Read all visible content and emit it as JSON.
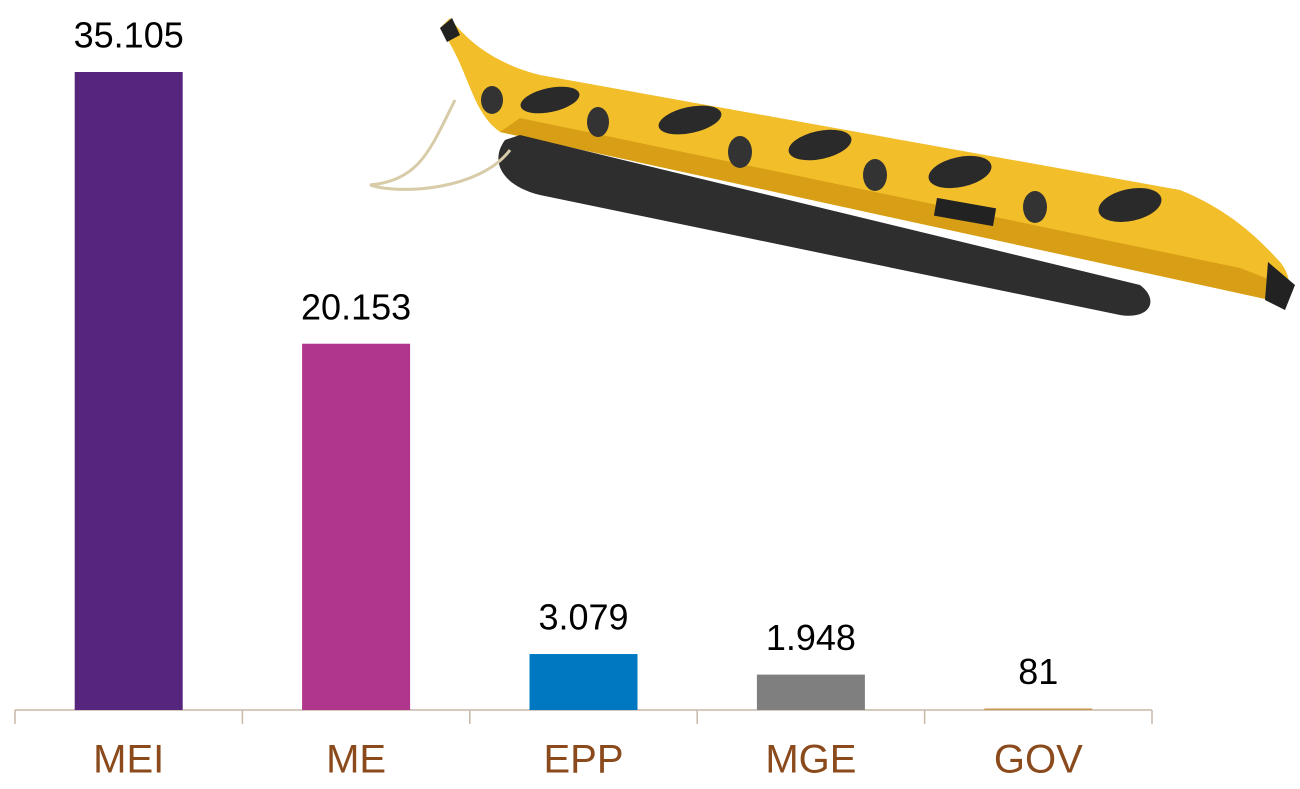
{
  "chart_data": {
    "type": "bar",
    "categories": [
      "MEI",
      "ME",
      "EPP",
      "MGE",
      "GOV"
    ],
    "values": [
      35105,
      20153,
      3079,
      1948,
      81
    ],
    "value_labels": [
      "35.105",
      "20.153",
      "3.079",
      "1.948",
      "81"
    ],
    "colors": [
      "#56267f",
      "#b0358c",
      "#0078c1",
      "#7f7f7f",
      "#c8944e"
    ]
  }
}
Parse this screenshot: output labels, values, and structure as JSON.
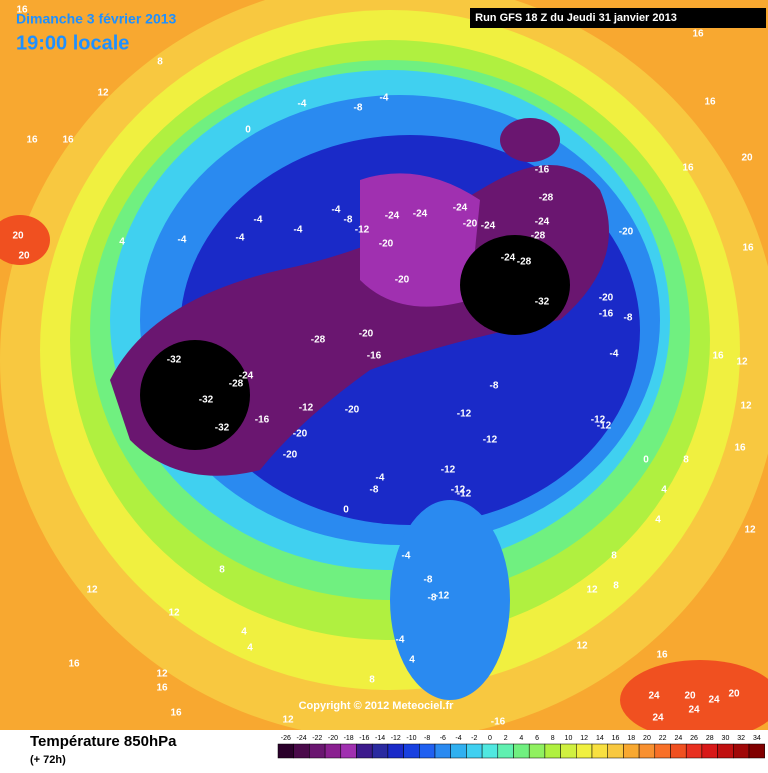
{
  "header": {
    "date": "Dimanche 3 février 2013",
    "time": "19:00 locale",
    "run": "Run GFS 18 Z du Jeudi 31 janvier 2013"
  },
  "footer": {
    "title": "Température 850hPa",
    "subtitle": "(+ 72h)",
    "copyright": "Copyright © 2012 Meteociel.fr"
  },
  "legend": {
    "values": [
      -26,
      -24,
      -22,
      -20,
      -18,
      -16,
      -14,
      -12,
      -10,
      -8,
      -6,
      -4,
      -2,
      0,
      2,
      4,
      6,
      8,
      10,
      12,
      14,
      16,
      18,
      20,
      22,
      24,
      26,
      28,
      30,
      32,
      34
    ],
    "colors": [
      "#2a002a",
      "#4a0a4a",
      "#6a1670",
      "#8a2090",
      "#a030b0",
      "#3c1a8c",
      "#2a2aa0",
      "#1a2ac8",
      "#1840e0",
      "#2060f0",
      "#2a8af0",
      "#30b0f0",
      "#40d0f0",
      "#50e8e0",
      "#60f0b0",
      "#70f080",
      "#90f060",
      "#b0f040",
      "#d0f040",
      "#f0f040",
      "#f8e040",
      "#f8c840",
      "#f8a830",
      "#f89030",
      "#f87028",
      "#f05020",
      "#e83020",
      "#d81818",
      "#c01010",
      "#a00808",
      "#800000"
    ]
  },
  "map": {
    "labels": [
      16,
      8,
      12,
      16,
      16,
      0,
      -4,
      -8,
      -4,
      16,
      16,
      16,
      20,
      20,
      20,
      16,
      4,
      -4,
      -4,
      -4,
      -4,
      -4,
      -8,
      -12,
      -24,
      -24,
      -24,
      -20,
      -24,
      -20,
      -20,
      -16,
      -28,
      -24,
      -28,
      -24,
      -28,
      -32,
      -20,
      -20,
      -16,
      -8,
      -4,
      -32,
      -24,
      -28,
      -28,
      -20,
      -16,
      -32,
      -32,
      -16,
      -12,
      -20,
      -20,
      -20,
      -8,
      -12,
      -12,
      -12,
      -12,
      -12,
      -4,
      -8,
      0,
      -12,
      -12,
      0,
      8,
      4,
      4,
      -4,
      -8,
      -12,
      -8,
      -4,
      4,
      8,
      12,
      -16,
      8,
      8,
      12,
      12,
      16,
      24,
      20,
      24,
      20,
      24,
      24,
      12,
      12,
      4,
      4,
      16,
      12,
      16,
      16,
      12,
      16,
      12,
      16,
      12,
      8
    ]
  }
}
▬▬▬
Every line above that contains the word "JSON" should be reported.

Read all visible content and emit it as JSON.
Parse this screenshot: output labels, values, and structure as JSON.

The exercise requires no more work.